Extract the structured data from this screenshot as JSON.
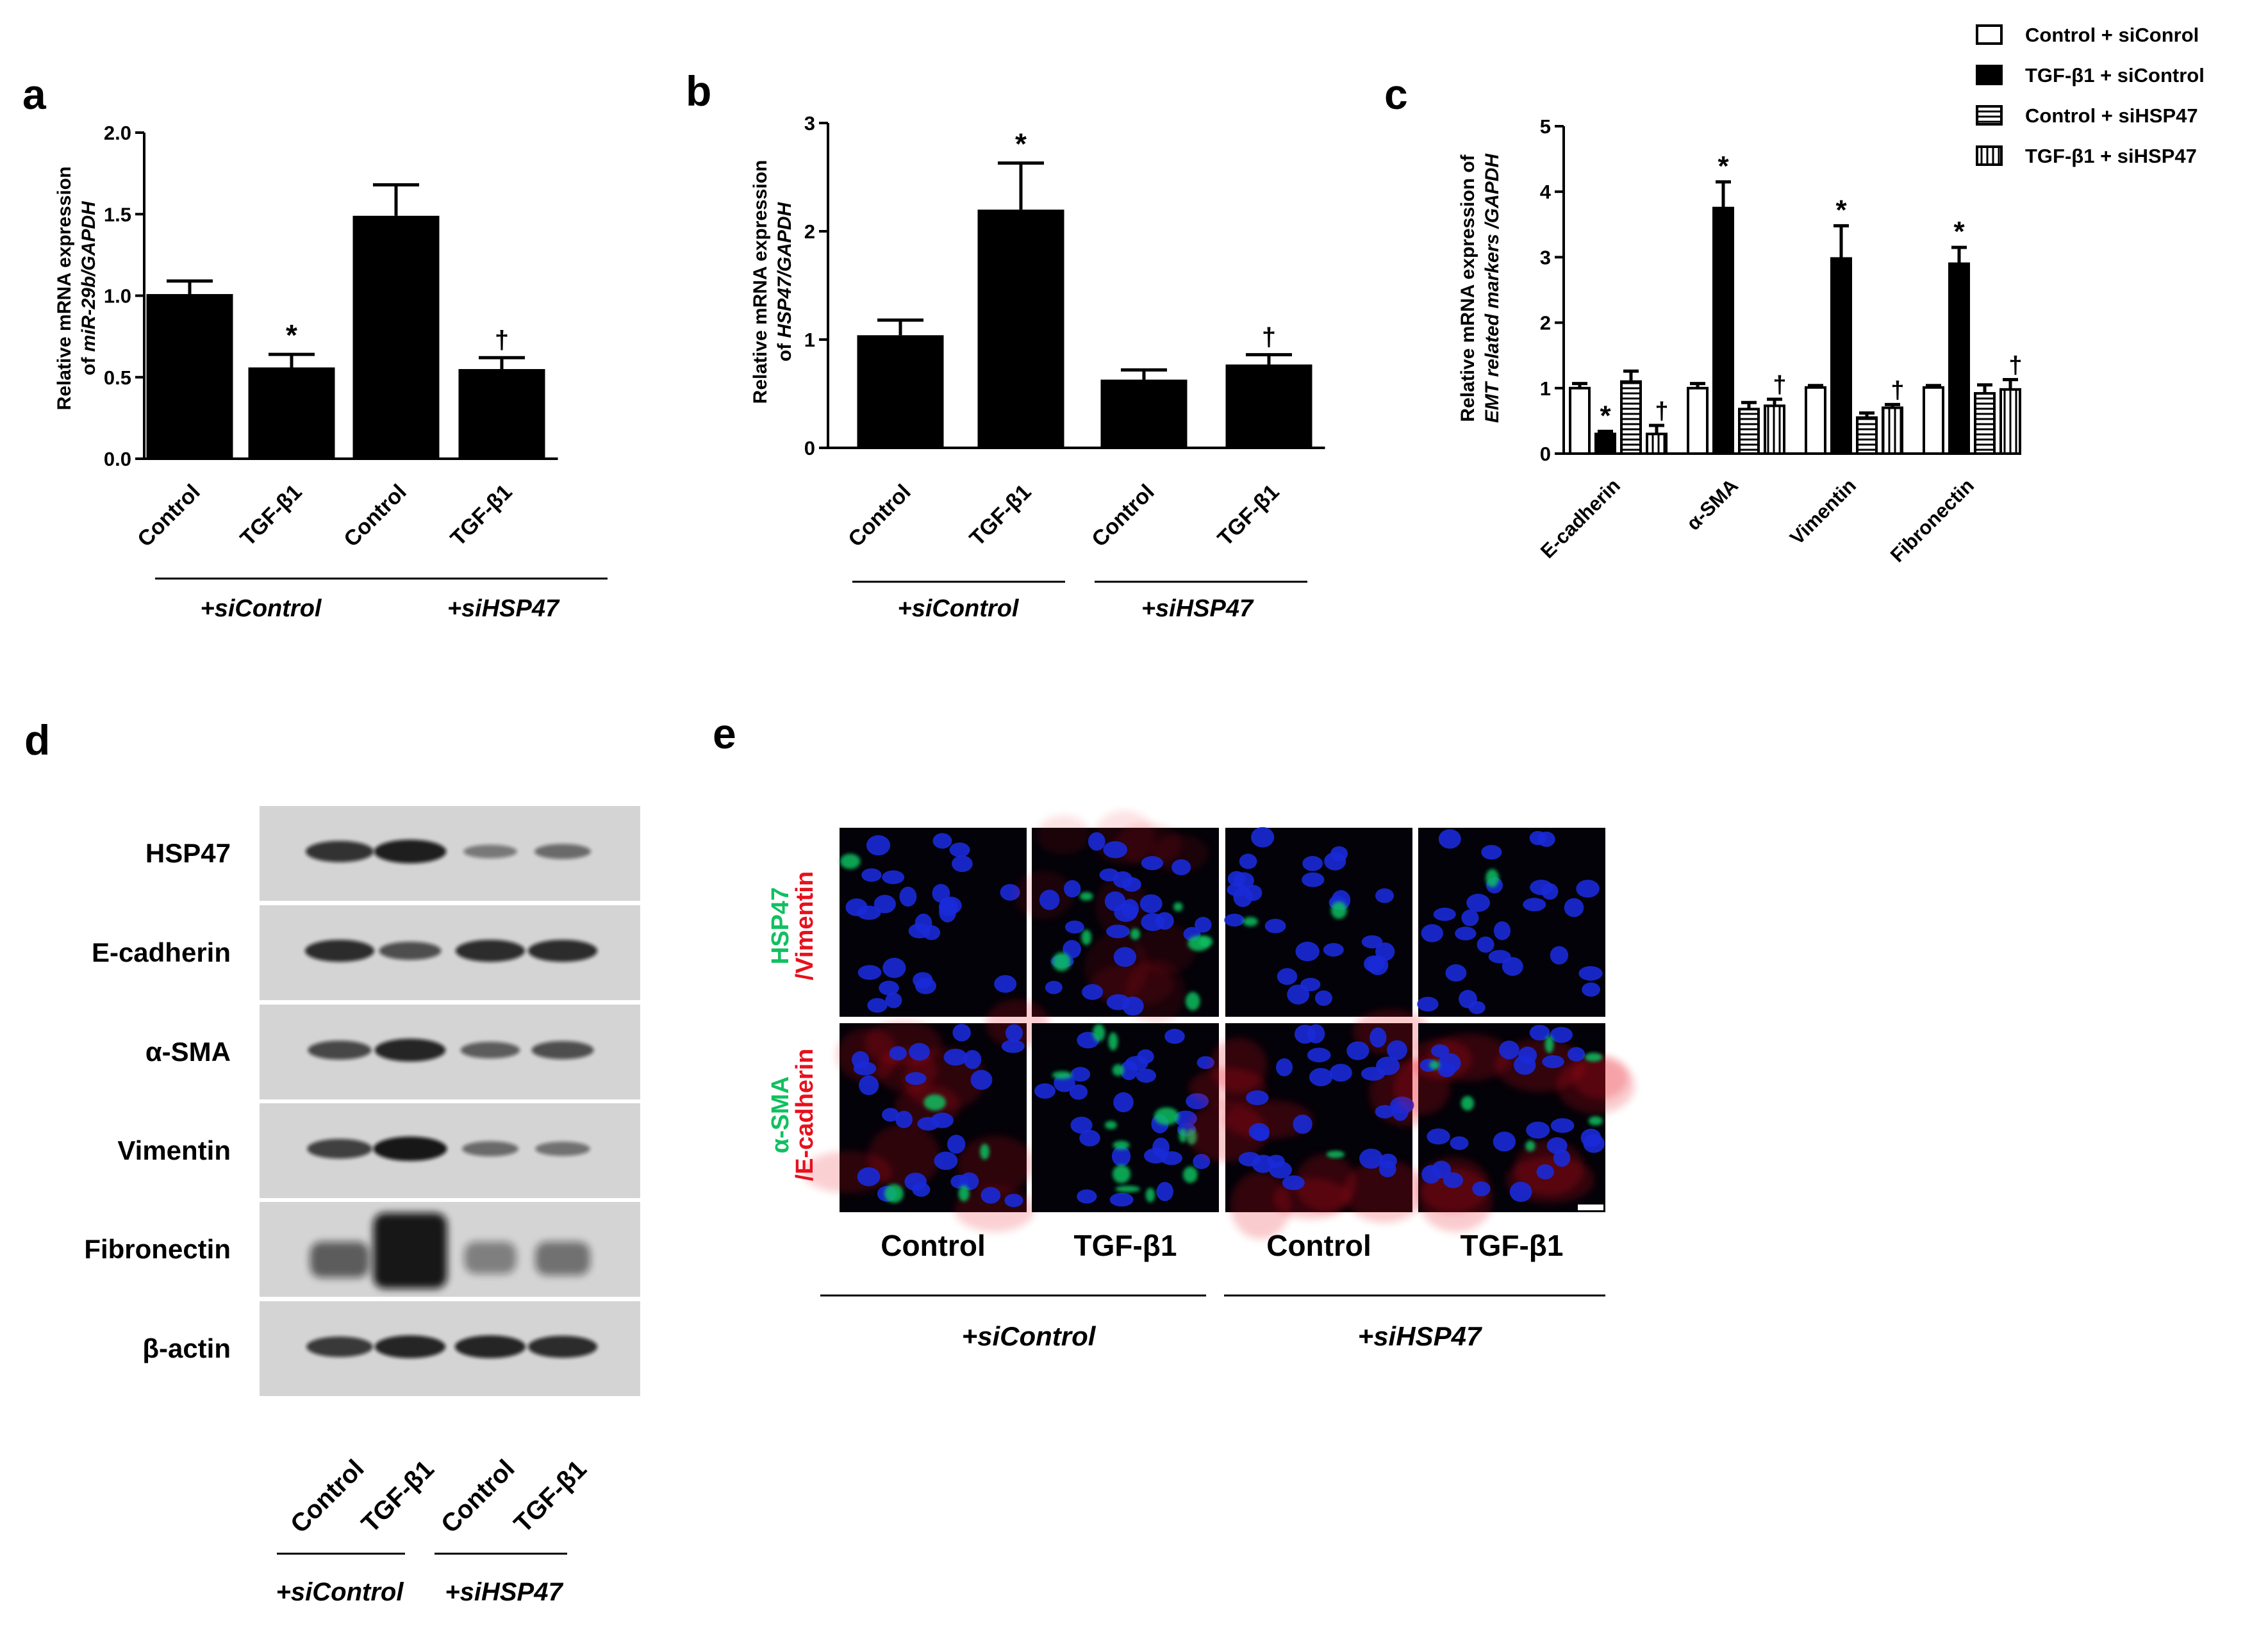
{
  "figure": {
    "group_labels": [
      "+siControl",
      "+siHSP47"
    ],
    "condition_labels": [
      "Control",
      "TGF-β1",
      "Control",
      "TGF-β1"
    ]
  },
  "panel_a": {
    "letter": "a"
  },
  "panel_b": {
    "letter": "b"
  },
  "panel_c": {
    "letter": "c",
    "legend": [
      "Control + siConrol",
      "TGF-β1 + siControl",
      "Control + siHSP47",
      "TGF-β1 + siHSP47"
    ]
  },
  "panel_d": {
    "letter": "d",
    "rows": [
      "HSP47",
      "E-cadherin",
      "α-SMA",
      "Vimentin",
      "Fibronectin",
      "β-actin"
    ],
    "band_intensity_levels": [
      [
        0.8,
        0.95,
        0.3,
        0.4
      ],
      [
        0.85,
        0.6,
        0.85,
        0.85
      ],
      [
        0.65,
        0.9,
        0.5,
        0.6
      ],
      [
        0.7,
        1.0,
        0.4,
        0.35
      ],
      [
        0.5,
        1.0,
        0.25,
        0.35
      ],
      [
        0.75,
        0.9,
        0.9,
        0.85
      ]
    ]
  },
  "panel_e": {
    "letter": "e",
    "row_labels": [
      {
        "green": "HSP47",
        "red": "/Vimentin"
      },
      {
        "green": "α-SMA",
        "red": "/E-cadherin"
      }
    ],
    "colors": {
      "green": "#10c060",
      "red": "#e8101c",
      "nuclei": "#1a2ad8"
    }
  },
  "chart_data": [
    {
      "panel": "a",
      "type": "bar",
      "categories": [
        "Control",
        "TGF-β1",
        "Control",
        "TGF-β1"
      ],
      "groups": [
        "+siControl",
        "+siHSP47"
      ],
      "values": [
        1.01,
        0.56,
        1.49,
        0.55
      ],
      "errors": [
        0.08,
        0.08,
        0.19,
        0.07
      ],
      "significance": [
        "",
        "*",
        "",
        "†"
      ],
      "ylabel_line1": "Relative mRNA expression",
      "ylabel_line2_prefix": "of ",
      "ylabel_line2_italic": "miR-29b/GAPDH",
      "ylim": [
        0,
        2.0
      ],
      "yticks": [
        "0.0",
        "0.5",
        "1.0",
        "1.5",
        "2.0"
      ]
    },
    {
      "panel": "b",
      "type": "bar",
      "categories": [
        "Control",
        "TGF-β1",
        "Control",
        "TGF-β1"
      ],
      "groups": [
        "+siControl",
        "+siHSP47"
      ],
      "values": [
        1.04,
        2.2,
        0.63,
        0.77
      ],
      "errors": [
        0.14,
        0.43,
        0.09,
        0.09
      ],
      "significance": [
        "",
        "*",
        "",
        "†"
      ],
      "ylabel_line1": "Relative mRNA expression",
      "ylabel_line2_prefix": "of ",
      "ylabel_line2_italic": "HSP47/GAPDH",
      "ylim": [
        0,
        3
      ],
      "yticks": [
        "0",
        "1",
        "2",
        "3"
      ]
    },
    {
      "panel": "c",
      "type": "bar",
      "categories": [
        "E-cadherin",
        "α-SMA",
        "Vimentin",
        "Fibronectin"
      ],
      "series": [
        {
          "name": "Control + siConrol",
          "values": [
            1.0,
            1.0,
            1.01,
            1.01
          ],
          "errors": [
            0.07,
            0.07,
            0.03,
            0.03
          ],
          "significance": [
            "",
            "",
            "",
            ""
          ]
        },
        {
          "name": "TGF-β1 + siControl",
          "values": [
            0.3,
            3.75,
            2.98,
            2.9
          ],
          "errors": [
            0.04,
            0.4,
            0.5,
            0.25
          ],
          "significance": [
            "*",
            "*",
            "*",
            "*"
          ]
        },
        {
          "name": "Control + siHSP47",
          "values": [
            1.1,
            0.68,
            0.55,
            0.92
          ],
          "errors": [
            0.16,
            0.1,
            0.07,
            0.13
          ],
          "significance": [
            "",
            "",
            "",
            ""
          ]
        },
        {
          "name": "TGF-β1 + siHSP47",
          "values": [
            0.3,
            0.73,
            0.7,
            0.98
          ],
          "errors": [
            0.13,
            0.1,
            0.05,
            0.15
          ],
          "significance": [
            "†",
            "†",
            "†",
            "†"
          ]
        }
      ],
      "ylabel_line1": "Relative mRNA expression of",
      "ylabel_line2_italic": "EMT related markers /GAPDH",
      "ylim": [
        0,
        5
      ],
      "yticks": [
        "0",
        "1",
        "2",
        "3",
        "4",
        "5"
      ],
      "legend_position": "top-right"
    }
  ]
}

# Task details:
Copy from the entries above each line in which the string "siControl" can be found.

# Response to this exercise:
      "+siControl",
      "TGF-β1 + siControl",
        "+siControl",
        "+siControl",
          "name": "TGF-β1 + siControl",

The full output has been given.